--- start of Exercise material ---
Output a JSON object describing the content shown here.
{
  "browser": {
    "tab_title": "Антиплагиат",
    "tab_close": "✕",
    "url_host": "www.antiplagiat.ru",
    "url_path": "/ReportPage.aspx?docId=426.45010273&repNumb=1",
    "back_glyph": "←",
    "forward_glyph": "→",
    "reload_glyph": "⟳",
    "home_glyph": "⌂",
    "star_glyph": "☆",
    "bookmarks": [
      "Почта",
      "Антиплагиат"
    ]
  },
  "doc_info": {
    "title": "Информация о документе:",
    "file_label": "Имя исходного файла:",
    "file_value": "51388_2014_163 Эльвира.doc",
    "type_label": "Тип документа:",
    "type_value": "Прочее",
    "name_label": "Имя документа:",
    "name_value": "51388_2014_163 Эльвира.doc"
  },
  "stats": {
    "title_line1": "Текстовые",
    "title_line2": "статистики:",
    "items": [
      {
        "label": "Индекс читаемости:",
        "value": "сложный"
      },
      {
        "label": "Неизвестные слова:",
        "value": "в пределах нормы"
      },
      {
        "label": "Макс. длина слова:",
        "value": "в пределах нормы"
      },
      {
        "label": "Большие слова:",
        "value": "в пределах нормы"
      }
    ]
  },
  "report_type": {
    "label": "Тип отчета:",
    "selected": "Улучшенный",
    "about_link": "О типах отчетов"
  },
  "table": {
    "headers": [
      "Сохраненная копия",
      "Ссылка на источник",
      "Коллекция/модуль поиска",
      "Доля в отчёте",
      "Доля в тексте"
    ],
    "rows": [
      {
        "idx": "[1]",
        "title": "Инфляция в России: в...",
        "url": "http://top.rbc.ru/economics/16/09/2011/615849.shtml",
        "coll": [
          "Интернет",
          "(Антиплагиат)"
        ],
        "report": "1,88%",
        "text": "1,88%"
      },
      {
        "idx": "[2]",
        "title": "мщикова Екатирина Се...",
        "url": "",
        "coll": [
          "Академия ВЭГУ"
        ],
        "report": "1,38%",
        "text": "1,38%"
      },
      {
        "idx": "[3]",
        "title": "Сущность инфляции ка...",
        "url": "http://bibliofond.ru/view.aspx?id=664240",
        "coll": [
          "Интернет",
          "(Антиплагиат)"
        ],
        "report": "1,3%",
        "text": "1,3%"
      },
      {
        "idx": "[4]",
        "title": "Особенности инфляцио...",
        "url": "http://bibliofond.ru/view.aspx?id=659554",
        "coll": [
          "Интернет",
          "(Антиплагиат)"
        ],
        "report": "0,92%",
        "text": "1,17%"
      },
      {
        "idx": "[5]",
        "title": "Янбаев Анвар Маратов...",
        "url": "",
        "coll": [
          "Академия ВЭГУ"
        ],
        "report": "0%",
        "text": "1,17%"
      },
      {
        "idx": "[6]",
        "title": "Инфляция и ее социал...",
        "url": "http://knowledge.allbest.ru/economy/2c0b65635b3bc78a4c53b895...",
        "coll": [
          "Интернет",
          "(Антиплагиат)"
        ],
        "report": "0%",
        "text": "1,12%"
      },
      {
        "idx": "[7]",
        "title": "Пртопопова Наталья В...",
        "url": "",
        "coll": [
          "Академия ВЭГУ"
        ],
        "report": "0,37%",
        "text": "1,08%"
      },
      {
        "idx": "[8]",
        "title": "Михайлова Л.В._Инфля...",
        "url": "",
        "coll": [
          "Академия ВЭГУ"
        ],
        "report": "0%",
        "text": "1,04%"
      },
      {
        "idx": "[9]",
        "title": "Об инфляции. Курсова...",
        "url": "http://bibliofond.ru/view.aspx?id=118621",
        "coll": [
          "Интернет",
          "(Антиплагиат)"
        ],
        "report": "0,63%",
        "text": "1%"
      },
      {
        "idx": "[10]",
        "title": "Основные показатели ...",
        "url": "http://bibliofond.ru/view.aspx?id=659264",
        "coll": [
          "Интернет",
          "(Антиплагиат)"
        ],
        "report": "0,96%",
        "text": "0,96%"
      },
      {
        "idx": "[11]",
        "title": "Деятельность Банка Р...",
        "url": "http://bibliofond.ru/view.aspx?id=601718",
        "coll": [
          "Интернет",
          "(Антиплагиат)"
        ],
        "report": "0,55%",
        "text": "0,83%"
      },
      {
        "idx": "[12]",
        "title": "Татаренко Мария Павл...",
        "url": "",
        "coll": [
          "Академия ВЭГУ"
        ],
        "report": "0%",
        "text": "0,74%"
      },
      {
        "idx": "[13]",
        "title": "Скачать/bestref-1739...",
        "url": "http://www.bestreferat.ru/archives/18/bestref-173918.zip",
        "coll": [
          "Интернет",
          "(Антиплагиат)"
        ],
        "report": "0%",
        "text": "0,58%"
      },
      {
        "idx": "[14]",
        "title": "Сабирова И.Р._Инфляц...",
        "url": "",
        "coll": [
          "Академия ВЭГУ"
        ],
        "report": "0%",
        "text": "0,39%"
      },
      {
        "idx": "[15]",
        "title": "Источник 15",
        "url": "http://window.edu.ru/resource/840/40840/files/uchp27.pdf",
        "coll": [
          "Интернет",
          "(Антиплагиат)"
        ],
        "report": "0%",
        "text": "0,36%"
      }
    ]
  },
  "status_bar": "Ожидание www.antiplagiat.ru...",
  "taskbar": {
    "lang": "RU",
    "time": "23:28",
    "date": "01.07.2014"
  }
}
--- end of Exercise material ---
▶ _Task description_
List each line of the records that holds the string "документа".

▶ _Result_
    "type_label": "Тип документа:",
    "name_label": "Имя документа:",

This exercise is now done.